Task goal:
Copy out each line featuring the string "Ocean" from the entries beneath.

Stored records:
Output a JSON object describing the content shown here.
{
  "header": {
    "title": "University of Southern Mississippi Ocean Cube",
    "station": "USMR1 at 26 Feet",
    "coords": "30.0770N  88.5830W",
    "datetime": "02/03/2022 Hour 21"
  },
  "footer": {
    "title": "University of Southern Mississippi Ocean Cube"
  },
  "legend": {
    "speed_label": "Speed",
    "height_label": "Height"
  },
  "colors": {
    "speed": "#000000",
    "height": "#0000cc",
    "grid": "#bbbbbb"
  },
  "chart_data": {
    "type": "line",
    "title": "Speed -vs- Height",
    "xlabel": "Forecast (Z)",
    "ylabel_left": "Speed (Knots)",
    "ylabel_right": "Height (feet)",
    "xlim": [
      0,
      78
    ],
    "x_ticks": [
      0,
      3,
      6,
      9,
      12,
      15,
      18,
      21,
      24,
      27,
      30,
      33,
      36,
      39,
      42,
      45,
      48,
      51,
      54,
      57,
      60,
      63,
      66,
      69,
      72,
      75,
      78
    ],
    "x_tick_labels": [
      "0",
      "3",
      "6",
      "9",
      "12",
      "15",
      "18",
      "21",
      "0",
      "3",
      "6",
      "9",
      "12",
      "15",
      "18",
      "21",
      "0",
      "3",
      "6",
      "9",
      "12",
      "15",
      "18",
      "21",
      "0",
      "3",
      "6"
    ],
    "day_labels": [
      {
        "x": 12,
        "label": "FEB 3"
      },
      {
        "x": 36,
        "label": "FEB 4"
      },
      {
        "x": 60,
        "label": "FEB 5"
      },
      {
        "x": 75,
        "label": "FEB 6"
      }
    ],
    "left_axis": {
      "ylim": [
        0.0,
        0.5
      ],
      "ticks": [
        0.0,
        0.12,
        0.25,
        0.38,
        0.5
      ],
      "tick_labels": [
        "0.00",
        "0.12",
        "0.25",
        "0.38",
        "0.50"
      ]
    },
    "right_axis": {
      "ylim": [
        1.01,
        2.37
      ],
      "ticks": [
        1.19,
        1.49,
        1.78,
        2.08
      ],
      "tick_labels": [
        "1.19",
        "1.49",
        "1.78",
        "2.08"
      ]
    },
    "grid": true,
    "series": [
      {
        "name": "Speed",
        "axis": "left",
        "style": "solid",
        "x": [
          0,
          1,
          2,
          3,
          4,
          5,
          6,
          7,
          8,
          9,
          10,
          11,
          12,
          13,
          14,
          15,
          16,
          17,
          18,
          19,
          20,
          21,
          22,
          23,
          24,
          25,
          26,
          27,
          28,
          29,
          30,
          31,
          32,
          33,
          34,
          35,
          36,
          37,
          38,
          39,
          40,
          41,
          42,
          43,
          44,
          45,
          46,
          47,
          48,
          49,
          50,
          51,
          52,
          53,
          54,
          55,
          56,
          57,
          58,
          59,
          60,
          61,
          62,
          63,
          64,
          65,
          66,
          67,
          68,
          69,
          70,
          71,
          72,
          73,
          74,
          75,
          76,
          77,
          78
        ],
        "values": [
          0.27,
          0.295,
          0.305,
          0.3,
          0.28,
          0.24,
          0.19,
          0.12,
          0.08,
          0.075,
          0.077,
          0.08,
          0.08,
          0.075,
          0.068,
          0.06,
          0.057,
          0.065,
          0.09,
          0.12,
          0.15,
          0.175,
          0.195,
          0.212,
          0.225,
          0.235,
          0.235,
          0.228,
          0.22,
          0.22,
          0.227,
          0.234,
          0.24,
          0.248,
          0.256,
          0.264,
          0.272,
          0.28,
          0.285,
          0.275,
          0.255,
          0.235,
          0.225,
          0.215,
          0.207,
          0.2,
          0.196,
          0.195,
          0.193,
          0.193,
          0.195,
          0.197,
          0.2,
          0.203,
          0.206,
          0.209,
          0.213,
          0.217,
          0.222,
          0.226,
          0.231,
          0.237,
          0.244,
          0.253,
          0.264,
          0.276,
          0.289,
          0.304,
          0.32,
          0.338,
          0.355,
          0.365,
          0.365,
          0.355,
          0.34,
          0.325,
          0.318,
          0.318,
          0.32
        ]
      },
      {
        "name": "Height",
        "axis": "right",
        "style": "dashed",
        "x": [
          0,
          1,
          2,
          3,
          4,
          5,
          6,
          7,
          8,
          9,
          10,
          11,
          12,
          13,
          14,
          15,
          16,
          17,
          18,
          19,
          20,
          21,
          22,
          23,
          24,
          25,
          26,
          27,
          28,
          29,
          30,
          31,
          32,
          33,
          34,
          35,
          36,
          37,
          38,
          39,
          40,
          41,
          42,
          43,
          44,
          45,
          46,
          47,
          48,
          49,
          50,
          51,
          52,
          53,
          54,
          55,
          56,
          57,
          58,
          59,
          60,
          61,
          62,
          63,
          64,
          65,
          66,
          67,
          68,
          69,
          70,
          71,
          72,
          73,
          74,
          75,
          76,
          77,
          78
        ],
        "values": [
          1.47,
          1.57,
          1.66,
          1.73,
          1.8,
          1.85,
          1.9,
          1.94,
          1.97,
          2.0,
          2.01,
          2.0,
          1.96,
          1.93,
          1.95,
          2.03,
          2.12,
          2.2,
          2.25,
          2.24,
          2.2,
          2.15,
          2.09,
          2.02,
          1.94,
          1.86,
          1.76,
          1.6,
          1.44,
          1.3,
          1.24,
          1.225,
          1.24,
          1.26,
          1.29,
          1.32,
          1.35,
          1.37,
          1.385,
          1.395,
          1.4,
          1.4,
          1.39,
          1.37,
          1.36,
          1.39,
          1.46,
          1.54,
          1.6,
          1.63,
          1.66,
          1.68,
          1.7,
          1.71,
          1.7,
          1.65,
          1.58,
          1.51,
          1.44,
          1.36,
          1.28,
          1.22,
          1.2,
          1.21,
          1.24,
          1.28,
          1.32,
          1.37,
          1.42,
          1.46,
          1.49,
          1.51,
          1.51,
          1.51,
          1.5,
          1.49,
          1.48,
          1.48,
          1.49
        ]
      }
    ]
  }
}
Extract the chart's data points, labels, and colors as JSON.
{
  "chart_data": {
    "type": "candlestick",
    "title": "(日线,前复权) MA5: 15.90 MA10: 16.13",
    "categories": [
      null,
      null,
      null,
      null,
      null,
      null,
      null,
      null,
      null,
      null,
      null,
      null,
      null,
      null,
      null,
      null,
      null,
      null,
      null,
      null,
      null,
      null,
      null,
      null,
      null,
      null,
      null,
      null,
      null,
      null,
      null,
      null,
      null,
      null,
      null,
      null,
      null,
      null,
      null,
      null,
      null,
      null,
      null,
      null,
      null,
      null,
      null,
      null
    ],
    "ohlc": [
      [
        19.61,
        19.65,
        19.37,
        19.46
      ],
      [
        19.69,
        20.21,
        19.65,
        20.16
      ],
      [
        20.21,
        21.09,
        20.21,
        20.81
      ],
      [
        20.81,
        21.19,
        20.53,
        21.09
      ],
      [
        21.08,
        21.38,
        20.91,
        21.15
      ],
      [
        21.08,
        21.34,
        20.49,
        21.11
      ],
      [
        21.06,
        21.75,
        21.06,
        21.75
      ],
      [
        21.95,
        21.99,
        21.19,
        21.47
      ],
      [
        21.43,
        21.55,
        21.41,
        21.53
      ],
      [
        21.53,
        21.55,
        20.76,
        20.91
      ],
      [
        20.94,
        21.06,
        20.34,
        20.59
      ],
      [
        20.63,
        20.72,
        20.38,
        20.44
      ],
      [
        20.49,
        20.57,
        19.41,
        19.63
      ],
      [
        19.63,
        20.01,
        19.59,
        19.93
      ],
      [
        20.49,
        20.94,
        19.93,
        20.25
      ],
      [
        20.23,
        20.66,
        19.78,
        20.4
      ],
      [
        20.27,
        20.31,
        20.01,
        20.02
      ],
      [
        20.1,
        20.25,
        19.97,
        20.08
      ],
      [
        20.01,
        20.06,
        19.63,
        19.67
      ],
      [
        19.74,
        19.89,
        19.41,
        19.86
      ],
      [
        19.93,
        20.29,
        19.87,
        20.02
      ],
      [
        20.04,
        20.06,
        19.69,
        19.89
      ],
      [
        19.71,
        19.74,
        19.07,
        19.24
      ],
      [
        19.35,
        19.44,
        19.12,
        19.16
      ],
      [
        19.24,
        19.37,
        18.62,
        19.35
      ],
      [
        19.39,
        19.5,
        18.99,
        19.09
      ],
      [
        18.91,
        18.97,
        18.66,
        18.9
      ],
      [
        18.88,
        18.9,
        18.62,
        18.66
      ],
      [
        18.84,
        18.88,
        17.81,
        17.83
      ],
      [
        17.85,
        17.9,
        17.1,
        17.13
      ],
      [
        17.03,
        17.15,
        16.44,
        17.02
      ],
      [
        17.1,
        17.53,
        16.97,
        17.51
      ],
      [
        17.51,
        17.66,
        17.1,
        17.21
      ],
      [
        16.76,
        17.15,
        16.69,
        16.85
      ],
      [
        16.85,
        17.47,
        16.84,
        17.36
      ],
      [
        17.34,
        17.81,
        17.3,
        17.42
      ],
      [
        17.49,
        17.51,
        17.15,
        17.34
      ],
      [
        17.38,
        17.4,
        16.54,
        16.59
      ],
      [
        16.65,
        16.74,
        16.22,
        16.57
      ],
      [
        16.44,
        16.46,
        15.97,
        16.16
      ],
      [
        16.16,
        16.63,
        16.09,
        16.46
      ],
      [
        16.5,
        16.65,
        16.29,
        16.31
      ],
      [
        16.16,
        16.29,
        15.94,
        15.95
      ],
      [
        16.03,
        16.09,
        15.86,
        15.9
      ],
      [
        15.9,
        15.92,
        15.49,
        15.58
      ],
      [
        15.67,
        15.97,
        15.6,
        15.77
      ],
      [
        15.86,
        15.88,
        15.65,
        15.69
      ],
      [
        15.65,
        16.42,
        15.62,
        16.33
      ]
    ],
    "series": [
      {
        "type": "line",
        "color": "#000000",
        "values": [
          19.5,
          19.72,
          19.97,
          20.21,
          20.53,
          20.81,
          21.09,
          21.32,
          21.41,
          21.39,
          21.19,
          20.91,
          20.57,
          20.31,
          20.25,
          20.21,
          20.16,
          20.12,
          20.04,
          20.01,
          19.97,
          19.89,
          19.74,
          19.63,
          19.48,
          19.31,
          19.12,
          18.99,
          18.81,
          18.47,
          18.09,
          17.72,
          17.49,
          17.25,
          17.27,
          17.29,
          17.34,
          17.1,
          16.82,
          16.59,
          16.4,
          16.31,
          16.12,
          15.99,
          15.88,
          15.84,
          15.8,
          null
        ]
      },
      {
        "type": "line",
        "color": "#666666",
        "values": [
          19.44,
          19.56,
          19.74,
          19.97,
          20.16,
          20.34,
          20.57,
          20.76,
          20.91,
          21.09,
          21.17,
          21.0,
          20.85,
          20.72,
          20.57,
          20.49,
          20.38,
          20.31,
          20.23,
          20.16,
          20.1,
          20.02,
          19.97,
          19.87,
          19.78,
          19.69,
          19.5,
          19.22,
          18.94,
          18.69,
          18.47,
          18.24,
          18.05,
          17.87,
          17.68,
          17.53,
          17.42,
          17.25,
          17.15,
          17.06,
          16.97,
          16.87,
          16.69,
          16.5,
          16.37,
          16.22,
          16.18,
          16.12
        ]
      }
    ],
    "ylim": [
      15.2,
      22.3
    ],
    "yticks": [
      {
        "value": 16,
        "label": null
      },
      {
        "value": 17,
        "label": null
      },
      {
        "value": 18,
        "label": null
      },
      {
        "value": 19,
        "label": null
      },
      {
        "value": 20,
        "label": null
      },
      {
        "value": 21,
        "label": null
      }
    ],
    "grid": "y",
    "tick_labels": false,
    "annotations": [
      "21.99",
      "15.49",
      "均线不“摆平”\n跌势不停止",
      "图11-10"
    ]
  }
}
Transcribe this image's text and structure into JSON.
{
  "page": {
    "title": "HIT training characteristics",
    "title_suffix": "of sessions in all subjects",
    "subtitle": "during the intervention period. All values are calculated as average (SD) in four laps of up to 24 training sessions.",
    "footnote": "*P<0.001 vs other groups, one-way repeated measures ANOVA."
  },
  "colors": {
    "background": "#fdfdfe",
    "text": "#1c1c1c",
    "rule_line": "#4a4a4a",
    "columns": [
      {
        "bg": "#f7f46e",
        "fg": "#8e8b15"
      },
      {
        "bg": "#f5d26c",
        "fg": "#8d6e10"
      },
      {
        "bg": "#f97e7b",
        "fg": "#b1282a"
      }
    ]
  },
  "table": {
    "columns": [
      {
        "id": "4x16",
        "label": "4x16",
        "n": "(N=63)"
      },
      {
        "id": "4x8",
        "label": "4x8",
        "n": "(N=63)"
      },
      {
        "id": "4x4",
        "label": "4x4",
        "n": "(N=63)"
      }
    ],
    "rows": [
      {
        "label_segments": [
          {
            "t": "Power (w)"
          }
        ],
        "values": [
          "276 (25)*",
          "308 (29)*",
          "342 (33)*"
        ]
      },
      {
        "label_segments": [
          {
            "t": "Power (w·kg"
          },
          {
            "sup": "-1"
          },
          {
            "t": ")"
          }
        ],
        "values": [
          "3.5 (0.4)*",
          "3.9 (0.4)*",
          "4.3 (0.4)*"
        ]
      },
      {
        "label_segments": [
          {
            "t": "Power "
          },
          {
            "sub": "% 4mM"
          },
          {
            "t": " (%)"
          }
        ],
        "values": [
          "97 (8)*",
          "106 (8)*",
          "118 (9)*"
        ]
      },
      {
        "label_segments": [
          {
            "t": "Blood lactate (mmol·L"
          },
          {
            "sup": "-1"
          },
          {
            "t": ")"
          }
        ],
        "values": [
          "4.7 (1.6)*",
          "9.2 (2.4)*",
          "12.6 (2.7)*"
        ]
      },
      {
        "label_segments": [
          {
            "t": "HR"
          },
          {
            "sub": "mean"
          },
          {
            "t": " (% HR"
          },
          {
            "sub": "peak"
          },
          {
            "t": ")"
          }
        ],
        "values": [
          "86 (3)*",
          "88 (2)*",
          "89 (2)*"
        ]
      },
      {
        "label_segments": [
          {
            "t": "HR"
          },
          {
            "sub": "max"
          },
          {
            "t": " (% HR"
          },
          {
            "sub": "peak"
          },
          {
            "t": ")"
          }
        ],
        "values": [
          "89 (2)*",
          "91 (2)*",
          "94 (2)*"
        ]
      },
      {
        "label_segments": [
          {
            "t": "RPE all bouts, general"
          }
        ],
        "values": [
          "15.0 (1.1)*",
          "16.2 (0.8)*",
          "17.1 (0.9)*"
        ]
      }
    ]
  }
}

Answer to this exercise:
    "title": "University of Southern Mississippi Ocean Cube",
    "title": "University of Southern Mississippi Ocean Cube"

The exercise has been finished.